## start Task material

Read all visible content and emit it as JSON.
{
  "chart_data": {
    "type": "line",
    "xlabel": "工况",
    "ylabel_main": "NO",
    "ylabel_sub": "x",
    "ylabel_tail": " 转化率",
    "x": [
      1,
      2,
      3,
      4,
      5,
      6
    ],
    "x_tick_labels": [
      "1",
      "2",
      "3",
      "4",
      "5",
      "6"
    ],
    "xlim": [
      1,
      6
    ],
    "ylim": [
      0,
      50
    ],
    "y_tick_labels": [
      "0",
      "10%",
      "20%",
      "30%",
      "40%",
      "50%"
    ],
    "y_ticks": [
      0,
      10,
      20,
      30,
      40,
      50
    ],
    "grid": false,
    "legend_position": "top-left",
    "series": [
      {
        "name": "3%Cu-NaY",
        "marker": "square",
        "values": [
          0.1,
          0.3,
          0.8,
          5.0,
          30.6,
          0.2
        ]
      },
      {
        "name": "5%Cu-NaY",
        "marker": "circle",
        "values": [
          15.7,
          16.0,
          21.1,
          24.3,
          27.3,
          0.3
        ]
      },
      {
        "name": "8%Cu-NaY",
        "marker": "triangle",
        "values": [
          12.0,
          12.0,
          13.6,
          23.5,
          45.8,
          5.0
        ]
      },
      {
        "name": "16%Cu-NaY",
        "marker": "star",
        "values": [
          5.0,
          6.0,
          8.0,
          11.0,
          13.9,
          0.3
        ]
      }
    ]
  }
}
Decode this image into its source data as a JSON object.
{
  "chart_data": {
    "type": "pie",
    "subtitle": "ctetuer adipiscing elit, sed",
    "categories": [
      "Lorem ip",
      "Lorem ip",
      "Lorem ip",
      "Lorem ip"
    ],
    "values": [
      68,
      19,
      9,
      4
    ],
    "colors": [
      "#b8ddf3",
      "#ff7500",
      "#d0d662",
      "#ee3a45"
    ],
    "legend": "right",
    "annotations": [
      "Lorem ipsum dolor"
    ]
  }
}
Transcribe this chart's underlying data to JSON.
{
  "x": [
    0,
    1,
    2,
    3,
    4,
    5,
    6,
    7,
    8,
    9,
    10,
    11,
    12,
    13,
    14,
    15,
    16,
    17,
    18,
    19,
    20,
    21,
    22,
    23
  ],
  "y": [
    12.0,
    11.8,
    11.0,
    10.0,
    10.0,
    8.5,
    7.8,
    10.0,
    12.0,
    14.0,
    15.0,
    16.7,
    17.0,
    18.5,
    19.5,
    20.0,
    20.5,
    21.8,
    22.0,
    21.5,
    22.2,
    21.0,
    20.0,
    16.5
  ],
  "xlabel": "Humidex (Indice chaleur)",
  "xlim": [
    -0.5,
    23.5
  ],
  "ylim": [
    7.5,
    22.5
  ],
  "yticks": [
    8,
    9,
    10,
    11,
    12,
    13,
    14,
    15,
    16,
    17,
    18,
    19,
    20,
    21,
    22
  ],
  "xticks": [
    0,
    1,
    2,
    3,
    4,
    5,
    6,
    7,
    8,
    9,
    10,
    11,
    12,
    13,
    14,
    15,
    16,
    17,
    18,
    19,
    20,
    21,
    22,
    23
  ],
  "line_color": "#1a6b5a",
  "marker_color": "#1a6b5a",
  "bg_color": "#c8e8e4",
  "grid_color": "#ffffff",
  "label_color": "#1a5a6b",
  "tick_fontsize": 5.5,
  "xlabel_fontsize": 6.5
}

## end Task material

Output the full listing exactly as it stands.

Read all visible content and emit it as JSON.
{
  "chart_data": {
    "type": "line",
    "xlabel": "工况",
    "ylabel_main": "NO",
    "ylabel_sub": "x",
    "ylabel_tail": " 转化率",
    "x": [
      1,
      2,
      3,
      4,
      5,
      6
    ],
    "x_tick_labels": [
      "1",
      "2",
      "3",
      "4",
      "5",
      "6"
    ],
    "xlim": [
      1,
      6
    ],
    "ylim": [
      0,
      50
    ],
    "y_tick_labels": [
      "0",
      "10%",
      "20%",
      "30%",
      "40%",
      "50%"
    ],
    "y_ticks": [
      0,
      10,
      20,
      30,
      40,
      50
    ],
    "grid": false,
    "legend_position": "top-left",
    "series": [
      {
        "name": "3%Cu-NaY",
        "marker": "square",
        "values": [
          0.1,
          0.3,
          0.8,
          5.0,
          30.6,
          0.2
        ]
      },
      {
        "name": "5%Cu-NaY",
        "marker": "circle",
        "values": [
          15.7,
          16.0,
          21.1,
          24.3,
          27.3,
          0.3
        ]
      },
      {
        "name": "8%Cu-NaY",
        "marker": "triangle",
        "values": [
          12.0,
          12.0,
          13.6,
          23.5,
          45.8,
          5.0
        ]
      },
      {
        "name": "16%Cu-NaY",
        "marker": "star",
        "values": [
          5.0,
          6.0,
          8.0,
          11.0,
          13.9,
          0.3
        ]
      }
    ]
  }
}
Decode this image into its source data as a JSON object.
{
  "chart_data": {
    "type": "pie",
    "subtitle": "ctetuer adipiscing elit, sed",
    "categories": [
      "Lorem ip",
      "Lorem ip",
      "Lorem ip",
      "Lorem ip"
    ],
    "values": [
      68,
      19,
      9,
      4
    ],
    "colors": [
      "#b8ddf3",
      "#ff7500",
      "#d0d662",
      "#ee3a45"
    ],
    "legend": "right",
    "annotations": [
      "Lorem ipsum dolor"
    ]
  }
}
Transcribe this chart's underlying data to JSON.
{
  "x": [
    0,
    1,
    2,
    3,
    4,
    5,
    6,
    7,
    8,
    9,
    10,
    11,
    12,
    13,
    14,
    15,
    16,
    17,
    18,
    19,
    20,
    21,
    22,
    23
  ],
  "y": [
    12.0,
    11.8,
    11.0,
    10.0,
    10.0,
    8.5,
    7.8,
    10.0,
    12.0,
    14.0,
    15.0,
    16.7,
    17.0,
    18.5,
    19.5,
    20.0,
    20.5,
    21.8,
    22.0,
    21.5,
    22.2,
    21.0,
    20.0,
    16.5
  ],
  "xlabel": "Humidex (Indice chaleur)",
  "xlim": [
    -0.5,
    23.5
  ],
  "ylim": [
    7.5,
    22.5
  ],
  "yticks": [
    8,
    9,
    10,
    11,
    12,
    13,
    14,
    15,
    16,
    17,
    18,
    19,
    20,
    21,
    22
  ],
  "xticks": [
    0,
    1,
    2,
    3,
    4,
    5,
    6,
    7,
    8,
    9,
    10,
    11,
    12,
    13,
    14,
    15,
    16,
    17,
    18,
    19,
    20,
    21,
    22,
    23
  ],
  "line_color": "#1a6b5a",
  "marker_color": "#1a6b5a",
  "bg_color": "#c8e8e4",
  "grid_color": "#ffffff",
  "label_color": "#1a5a6b",
  "tick_fontsize": 5.5,
  "xlabel_fontsize": 6.5
}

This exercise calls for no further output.